--- Material provided ---
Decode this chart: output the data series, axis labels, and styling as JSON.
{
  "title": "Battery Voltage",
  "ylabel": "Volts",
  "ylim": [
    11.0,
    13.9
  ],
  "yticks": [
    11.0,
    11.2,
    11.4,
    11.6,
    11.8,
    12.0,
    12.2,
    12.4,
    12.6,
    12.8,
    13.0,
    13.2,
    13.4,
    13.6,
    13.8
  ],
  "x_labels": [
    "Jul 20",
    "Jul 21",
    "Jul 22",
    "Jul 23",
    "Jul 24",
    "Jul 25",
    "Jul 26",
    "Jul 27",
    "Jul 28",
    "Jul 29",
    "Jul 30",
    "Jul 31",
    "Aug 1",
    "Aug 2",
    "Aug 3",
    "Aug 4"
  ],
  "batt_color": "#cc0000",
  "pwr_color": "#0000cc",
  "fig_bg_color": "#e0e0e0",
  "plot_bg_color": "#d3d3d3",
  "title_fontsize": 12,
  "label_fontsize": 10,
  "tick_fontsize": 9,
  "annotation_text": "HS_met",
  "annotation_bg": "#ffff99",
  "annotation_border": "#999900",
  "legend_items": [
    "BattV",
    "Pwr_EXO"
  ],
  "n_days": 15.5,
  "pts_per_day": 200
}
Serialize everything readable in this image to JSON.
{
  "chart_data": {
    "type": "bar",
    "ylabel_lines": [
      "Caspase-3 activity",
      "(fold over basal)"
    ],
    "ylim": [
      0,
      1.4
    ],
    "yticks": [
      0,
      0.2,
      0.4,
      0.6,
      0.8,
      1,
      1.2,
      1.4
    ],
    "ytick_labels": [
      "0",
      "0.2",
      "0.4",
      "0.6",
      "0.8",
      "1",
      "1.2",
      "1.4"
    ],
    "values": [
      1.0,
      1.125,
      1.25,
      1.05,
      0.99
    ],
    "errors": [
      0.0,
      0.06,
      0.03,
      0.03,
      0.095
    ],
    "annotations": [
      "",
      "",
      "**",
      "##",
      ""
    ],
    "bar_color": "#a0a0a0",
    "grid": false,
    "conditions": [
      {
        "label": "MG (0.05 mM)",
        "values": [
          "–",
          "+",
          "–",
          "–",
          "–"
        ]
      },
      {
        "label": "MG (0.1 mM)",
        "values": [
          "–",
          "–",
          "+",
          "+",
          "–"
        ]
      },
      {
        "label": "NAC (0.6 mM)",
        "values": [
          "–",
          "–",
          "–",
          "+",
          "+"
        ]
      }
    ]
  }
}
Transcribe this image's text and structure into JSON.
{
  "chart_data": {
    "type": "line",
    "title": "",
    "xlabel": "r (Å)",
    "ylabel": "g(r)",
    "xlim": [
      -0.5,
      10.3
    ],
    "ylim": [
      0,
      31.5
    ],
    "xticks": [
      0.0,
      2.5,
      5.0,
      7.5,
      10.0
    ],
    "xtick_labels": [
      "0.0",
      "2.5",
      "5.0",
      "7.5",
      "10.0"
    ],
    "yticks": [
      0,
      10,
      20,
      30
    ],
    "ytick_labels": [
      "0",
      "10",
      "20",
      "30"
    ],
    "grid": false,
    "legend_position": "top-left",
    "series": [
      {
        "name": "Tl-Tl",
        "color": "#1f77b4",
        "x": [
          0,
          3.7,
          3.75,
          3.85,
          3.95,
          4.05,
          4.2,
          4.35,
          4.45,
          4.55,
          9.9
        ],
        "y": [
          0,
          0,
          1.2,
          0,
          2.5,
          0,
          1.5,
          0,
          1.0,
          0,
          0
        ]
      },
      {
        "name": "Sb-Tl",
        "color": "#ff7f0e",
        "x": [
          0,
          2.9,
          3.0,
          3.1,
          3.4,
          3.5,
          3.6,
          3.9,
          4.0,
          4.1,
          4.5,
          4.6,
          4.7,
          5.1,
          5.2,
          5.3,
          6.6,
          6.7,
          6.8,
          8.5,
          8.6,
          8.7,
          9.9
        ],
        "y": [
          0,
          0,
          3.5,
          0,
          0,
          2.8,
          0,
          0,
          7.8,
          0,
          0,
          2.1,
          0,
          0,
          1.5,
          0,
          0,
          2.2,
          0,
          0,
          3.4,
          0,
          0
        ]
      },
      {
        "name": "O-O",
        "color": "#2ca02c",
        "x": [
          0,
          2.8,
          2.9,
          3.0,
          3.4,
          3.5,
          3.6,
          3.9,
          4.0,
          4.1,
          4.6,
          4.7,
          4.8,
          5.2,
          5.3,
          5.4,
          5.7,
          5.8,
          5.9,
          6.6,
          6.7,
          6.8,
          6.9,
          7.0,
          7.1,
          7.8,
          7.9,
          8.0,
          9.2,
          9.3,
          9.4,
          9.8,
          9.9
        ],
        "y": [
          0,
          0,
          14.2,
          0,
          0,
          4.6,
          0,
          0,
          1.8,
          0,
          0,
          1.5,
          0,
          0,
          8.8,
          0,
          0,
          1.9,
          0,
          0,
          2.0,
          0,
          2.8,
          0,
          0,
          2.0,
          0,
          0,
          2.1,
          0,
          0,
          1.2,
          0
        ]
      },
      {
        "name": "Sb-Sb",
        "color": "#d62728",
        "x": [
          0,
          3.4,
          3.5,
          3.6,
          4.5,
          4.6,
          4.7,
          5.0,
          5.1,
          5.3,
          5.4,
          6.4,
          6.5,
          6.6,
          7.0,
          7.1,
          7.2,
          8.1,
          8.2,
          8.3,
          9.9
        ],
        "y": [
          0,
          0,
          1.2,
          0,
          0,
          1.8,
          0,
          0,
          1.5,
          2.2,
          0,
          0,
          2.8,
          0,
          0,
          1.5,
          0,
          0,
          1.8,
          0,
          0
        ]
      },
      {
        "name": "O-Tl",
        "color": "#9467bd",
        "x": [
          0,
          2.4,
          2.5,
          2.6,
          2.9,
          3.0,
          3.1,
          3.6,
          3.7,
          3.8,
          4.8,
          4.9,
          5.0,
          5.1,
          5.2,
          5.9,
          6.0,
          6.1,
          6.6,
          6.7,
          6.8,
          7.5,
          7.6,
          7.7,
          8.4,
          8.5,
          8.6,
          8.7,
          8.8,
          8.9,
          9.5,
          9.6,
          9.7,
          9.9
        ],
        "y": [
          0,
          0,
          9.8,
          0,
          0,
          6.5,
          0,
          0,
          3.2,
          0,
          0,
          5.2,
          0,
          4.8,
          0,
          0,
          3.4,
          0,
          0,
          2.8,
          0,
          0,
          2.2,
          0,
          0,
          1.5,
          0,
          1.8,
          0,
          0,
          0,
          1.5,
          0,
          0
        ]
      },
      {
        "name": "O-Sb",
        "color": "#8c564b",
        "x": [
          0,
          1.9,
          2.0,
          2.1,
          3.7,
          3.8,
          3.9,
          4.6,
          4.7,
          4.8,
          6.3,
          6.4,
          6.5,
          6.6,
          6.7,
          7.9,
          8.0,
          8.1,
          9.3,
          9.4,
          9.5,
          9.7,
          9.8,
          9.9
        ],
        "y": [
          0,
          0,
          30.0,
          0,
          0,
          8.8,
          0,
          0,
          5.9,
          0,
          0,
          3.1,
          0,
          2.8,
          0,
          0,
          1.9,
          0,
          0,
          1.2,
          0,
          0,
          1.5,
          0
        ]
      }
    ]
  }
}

--- Required task ---
Using the records above, find and show each line with the string "image".

--- Answer to the task ---
Serialize everything readable in this image to JSON.
Transcribe this image's text and structure into JSON.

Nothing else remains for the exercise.